- **Records for this task**:
* START *

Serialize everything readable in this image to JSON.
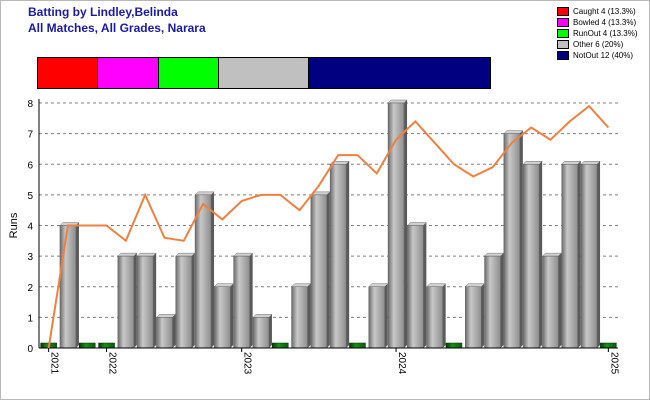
{
  "title_line1": "Batting by Lindley,Belinda",
  "title_line2": "All Matches, All Grades, Narara",
  "legend": [
    {
      "label": "Caught 4 (13.3%)",
      "color": "#ff0000"
    },
    {
      "label": "Bowled 4 (13.3%)",
      "color": "#ff00ff"
    },
    {
      "label": "RunOut 4 (13.3%)",
      "color": "#00ff00"
    },
    {
      "label": "Other 6 (20%)",
      "color": "#c0c0c0"
    },
    {
      "label": "NotOut 12 (40%)",
      "color": "#000080"
    }
  ],
  "chart_data": {
    "type": "bar",
    "ylabel": "Runs",
    "ylim": [
      0,
      8
    ],
    "yticks": [
      0,
      1,
      2,
      3,
      4,
      5,
      6,
      7,
      8
    ],
    "grid": true,
    "grid_style": "dashed",
    "dismissal_summary": [
      {
        "name": "Caught",
        "count": 4,
        "percent": 13.3,
        "color": "#ff0000"
      },
      {
        "name": "Bowled",
        "count": 4,
        "percent": 13.3,
        "color": "#ff00ff"
      },
      {
        "name": "RunOut",
        "count": 4,
        "percent": 13.3,
        "color": "#00ff00"
      },
      {
        "name": "Other",
        "count": 6,
        "percent": 20,
        "color": "#c0c0c0"
      },
      {
        "name": "NotOut",
        "count": 12,
        "percent": 40,
        "color": "#000080"
      }
    ],
    "innings_runs": [
      0,
      4,
      0,
      0,
      3,
      3,
      1,
      3,
      5,
      2,
      3,
      1,
      0,
      2,
      5,
      6,
      0,
      2,
      8,
      4,
      2,
      0,
      2,
      3,
      7,
      6,
      3,
      6,
      6,
      0
    ],
    "innings_colors": {
      "scored": "#a0a0a0",
      "zero": "#006400"
    },
    "trend_line": [
      0,
      4,
      4,
      4,
      3.5,
      5,
      3.6,
      3.5,
      4.7,
      4.2,
      4.8,
      5,
      5,
      4.5,
      5.3,
      6.3,
      6.3,
      5.7,
      6.8,
      7.4,
      6.7,
      6,
      5.6,
      5.9,
      6.7,
      7.2,
      6.8,
      7.4,
      7.9,
      7.2
    ],
    "trend_color": "#f08040",
    "x_tick_labels": [
      {
        "label": "2021",
        "index": 0
      },
      {
        "label": "2022",
        "index": 3
      },
      {
        "label": "2023",
        "index": 10
      },
      {
        "label": "2024",
        "index": 18
      },
      {
        "label": "2025",
        "index": 29
      }
    ]
  }
}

* END *

Every record must be copied exactly, with the pictures left out.

Serialize everything readable in this image to JSON.
{
  "title_line1": "Batting by Lindley,Belinda",
  "title_line2": "All Matches, All Grades, Narara",
  "legend": [
    {
      "label": "Caught 4 (13.3%)",
      "color": "#ff0000"
    },
    {
      "label": "Bowled 4 (13.3%)",
      "color": "#ff00ff"
    },
    {
      "label": "RunOut 4 (13.3%)",
      "color": "#00ff00"
    },
    {
      "label": "Other 6 (20%)",
      "color": "#c0c0c0"
    },
    {
      "label": "NotOut 12 (40%)",
      "color": "#000080"
    }
  ],
  "chart_data": {
    "type": "bar",
    "ylabel": "Runs",
    "ylim": [
      0,
      8
    ],
    "yticks": [
      0,
      1,
      2,
      3,
      4,
      5,
      6,
      7,
      8
    ],
    "grid": true,
    "grid_style": "dashed",
    "dismissal_summary": [
      {
        "name": "Caught",
        "count": 4,
        "percent": 13.3,
        "color": "#ff0000"
      },
      {
        "name": "Bowled",
        "count": 4,
        "percent": 13.3,
        "color": "#ff00ff"
      },
      {
        "name": "RunOut",
        "count": 4,
        "percent": 13.3,
        "color": "#00ff00"
      },
      {
        "name": "Other",
        "count": 6,
        "percent": 20,
        "color": "#c0c0c0"
      },
      {
        "name": "NotOut",
        "count": 12,
        "percent": 40,
        "color": "#000080"
      }
    ],
    "innings_runs": [
      0,
      4,
      0,
      0,
      3,
      3,
      1,
      3,
      5,
      2,
      3,
      1,
      0,
      2,
      5,
      6,
      0,
      2,
      8,
      4,
      2,
      0,
      2,
      3,
      7,
      6,
      3,
      6,
      6,
      0
    ],
    "innings_colors": {
      "scored": "#a0a0a0",
      "zero": "#006400"
    },
    "trend_line": [
      0,
      4,
      4,
      4,
      3.5,
      5,
      3.6,
      3.5,
      4.7,
      4.2,
      4.8,
      5,
      5,
      4.5,
      5.3,
      6.3,
      6.3,
      5.7,
      6.8,
      7.4,
      6.7,
      6,
      5.6,
      5.9,
      6.7,
      7.2,
      6.8,
      7.4,
      7.9,
      7.2
    ],
    "trend_color": "#f08040",
    "x_tick_labels": [
      {
        "label": "2021",
        "index": 0
      },
      {
        "label": "2022",
        "index": 3
      },
      {
        "label": "2023",
        "index": 10
      },
      {
        "label": "2024",
        "index": 18
      },
      {
        "label": "2025",
        "index": 29
      }
    ]
  }
}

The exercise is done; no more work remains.